The request:
Print exactly the lines from the one containing "Enumerate this screenshot's" through the last line of the records below, both included, and nothing else; omit any pictures.

Data excerpts:
___

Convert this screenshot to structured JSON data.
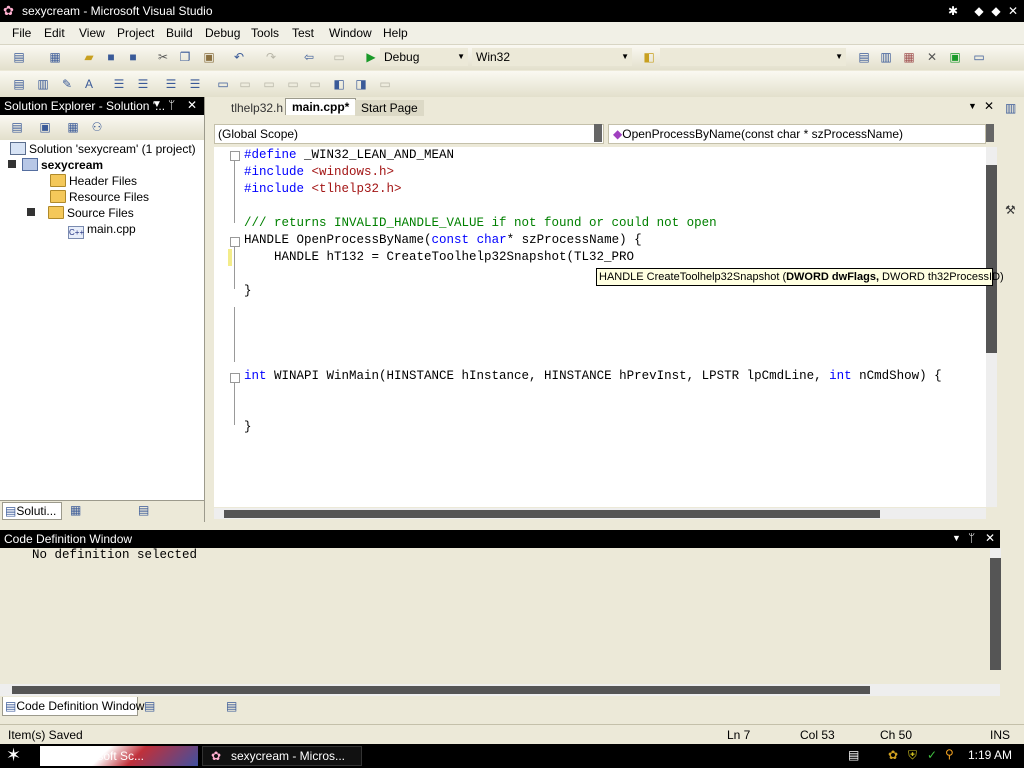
{
  "window": {
    "title": "sexycream - Microsoft Visual Studio"
  },
  "menu": [
    "File",
    "Edit",
    "View",
    "Project",
    "Build",
    "Debug",
    "Tools",
    "Test",
    "Window",
    "Help"
  ],
  "toolbar": {
    "config": "Debug",
    "platform": "Win32"
  },
  "solution_explorer": {
    "title": "Solution Explorer - Solution '...",
    "items": [
      {
        "label": "Solution 'sexycream' (1 project)"
      },
      {
        "label": "sexycream"
      },
      {
        "label": "Header Files"
      },
      {
        "label": "Resource Files"
      },
      {
        "label": "Source Files"
      },
      {
        "label": "main.cpp"
      }
    ],
    "bottom_tab": "Soluti..."
  },
  "doc_tabs": [
    "tlhelp32.h",
    "main.cpp*",
    "Start Page"
  ],
  "nav": {
    "scope": "(Global Scope)",
    "member": "OpenProcessByName(const char * szProcessName)"
  },
  "code": {
    "line1_directive": "#define",
    "line1_rest": " _WIN32_LEAN_AND_MEAN",
    "line2_directive": "#include",
    "line2_rest": " <windows.h>",
    "line3_directive": "#include",
    "line3_rest": " <tlhelp32.h>",
    "line5": "/// returns INVALID_HANDLE_VALUE if not found or could not open",
    "line6_a": "HANDLE OpenProcessByName(",
    "line6_kw1": "const",
    "line6_b": " ",
    "line6_kw2": "char",
    "line6_c": "* szProcessName) {",
    "line7": "    HANDLE hT132 = CreateToolhelp32Snapshot(TL32_PRO",
    "line8": "}",
    "line14_kw": "int",
    "line14_a": " WINAPI WinMain(HINSTANCE hInstance, HINSTANCE hPrevInst, LPSTR lpCmdLine, ",
    "line14_kw2": "int",
    "line14_b": " nCmdShow) {",
    "line17": "}"
  },
  "tooltip": {
    "pre": "HANDLE CreateToolhelp32Snapshot (",
    "bold": "DWORD dwFlags,",
    "post": " DWORD th32ProcessID)"
  },
  "code_definition": {
    "title": "Code Definition Window",
    "text": "No definition selected",
    "tab": "Code Definition Window"
  },
  "status": {
    "message": "Item(s) Saved",
    "ln": "Ln 7",
    "col": "Col 53",
    "ch": "Ch 50",
    "mode": "INS"
  },
  "taskbar": {
    "task1": "Microsoft Sc...",
    "task2": "sexycream - Micros...",
    "clock": "1:19 AM"
  }
}
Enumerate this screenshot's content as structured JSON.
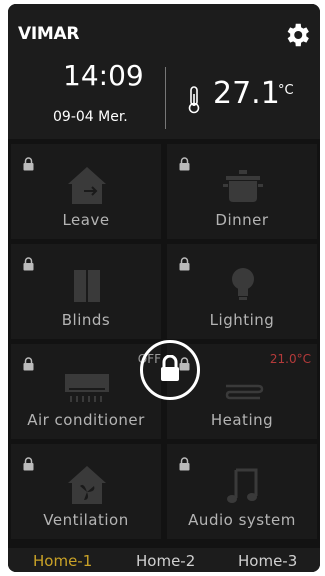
{
  "header": {
    "brand": "VIMAR",
    "time": "14:09",
    "date": "09-04 Mer.",
    "temperature": "27.1",
    "temperature_unit": "°C"
  },
  "tiles": [
    {
      "label": "Leave",
      "icon": "house-leave-icon"
    },
    {
      "label": "Dinner",
      "icon": "cooking-pot-icon"
    },
    {
      "label": "Blinds",
      "icon": "blinds-icon"
    },
    {
      "label": "Lighting",
      "icon": "light-bulb-icon"
    },
    {
      "label": "Air conditioner",
      "icon": "air-conditioner-icon",
      "status": "OFF"
    },
    {
      "label": "Heating",
      "icon": "heating-icon",
      "status": "21.0°C"
    },
    {
      "label": "Ventilation",
      "icon": "fan-house-icon"
    },
    {
      "label": "Audio system",
      "icon": "music-note-icon"
    }
  ],
  "tabs": [
    {
      "label": "Home-1",
      "active": true
    },
    {
      "label": "Home-2",
      "active": false
    },
    {
      "label": "Home-3",
      "active": false
    }
  ],
  "colors": {
    "active_tab": "#c9a227",
    "inactive_tab": "#d0d0d0",
    "heating_status": "#b43a3a",
    "off_status": "#9a9a9a"
  }
}
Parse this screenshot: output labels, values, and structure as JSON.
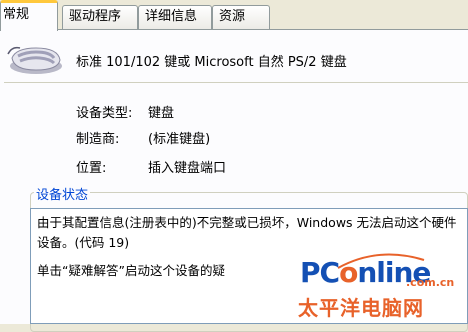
{
  "tabs": [
    {
      "label": "常规",
      "active": true
    },
    {
      "label": "驱动程序",
      "active": false
    },
    {
      "label": "详细信息",
      "active": false
    },
    {
      "label": "资源",
      "active": false
    }
  ],
  "device": {
    "icon": "keyboard-icon",
    "name": "标准 101/102 键或 Microsoft 自然 PS/2 键盘"
  },
  "properties": {
    "type_label": "设备类型:",
    "type_value": "键盘",
    "maker_label": "制造商:",
    "maker_value": "(标准键盘)",
    "location_label": "位置:",
    "location_value": "插入键盘端口"
  },
  "status": {
    "title": "设备状态",
    "line1": "由于其配置信息(注册表中的)不完整或已损坏，Windows 无法启动这个硬件设备。(代码 19)",
    "line2": "单击“疑难解答”启动这个设备的疑"
  },
  "watermark": {
    "logo_prefix": "PC",
    "logo_o": "o",
    "logo_suffix": "nline",
    "domain": ".com.cn",
    "chinese": "太平洋电脑网"
  },
  "colors": {
    "tab_highlight": "#ffc83c",
    "group_title": "#0046d5",
    "watermark_blue": "#1450b4",
    "watermark_orange": "#e8622a"
  }
}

___

Task answer:
Enumerate this screenshot's content as structured JSON.
{
  "header": {
    "brand": "VIMAR",
    "time": "14:09",
    "date": "09-04 Mer.",
    "temperature": "27.1",
    "temperature_unit": "°C"
  },
  "tiles": [
    {
      "label": "Leave",
      "icon": "house-leave-icon"
    },
    {
      "label": "Dinner",
      "icon": "cooking-pot-icon"
    },
    {
      "label": "Blinds",
      "icon": "blinds-icon"
    },
    {
      "label": "Lighting",
      "icon": "light-bulb-icon"
    },
    {
      "label": "Air conditioner",
      "icon": "air-conditioner-icon",
      "status": "OFF"
    },
    {
      "label": "Heating",
      "icon": "heating-icon",
      "status": "21.0°C"
    },
    {
      "label": "Ventilation",
      "icon": "fan-house-icon"
    },
    {
      "label": "Audio system",
      "icon": "music-note-icon"
    }
  ],
  "tabs": [
    {
      "label": "Home-1",
      "active": true
    },
    {
      "label": "Home-2",
      "active": false
    },
    {
      "label": "Home-3",
      "active": false
    }
  ],
  "colors": {
    "active_tab": "#c9a227",
    "inactive_tab": "#d0d0d0",
    "heating_status": "#b43a3a",
    "off_status": "#9a9a9a"
  }
}
Parse this screenshot: output labels, values, and structure as JSON.
{
  "tabs": [
    {
      "label": "常规",
      "active": true
    },
    {
      "label": "驱动程序",
      "active": false
    },
    {
      "label": "详细信息",
      "active": false
    },
    {
      "label": "资源",
      "active": false
    }
  ],
  "device": {
    "icon": "keyboard-icon",
    "name": "标准 101/102 键或 Microsoft 自然 PS/2 键盘"
  },
  "properties": {
    "type_label": "设备类型:",
    "type_value": "键盘",
    "maker_label": "制造商:",
    "maker_value": "(标准键盘)",
    "location_label": "位置:",
    "location_value": "插入键盘端口"
  },
  "status": {
    "title": "设备状态",
    "line1": "由于其配置信息(注册表中的)不完整或已损坏，Windows 无法启动这个硬件设备。(代码 19)",
    "line2": "单击“疑难解答”启动这个设备的疑"
  },
  "watermark": {
    "logo_prefix": "PC",
    "logo_o": "o",
    "logo_suffix": "nline",
    "domain": ".com.cn",
    "chinese": "太平洋电脑网"
  },
  "colors": {
    "tab_highlight": "#ffc83c",
    "group_title": "#0046d5",
    "watermark_blue": "#1450b4",
    "watermark_orange": "#e8622a"
  }
}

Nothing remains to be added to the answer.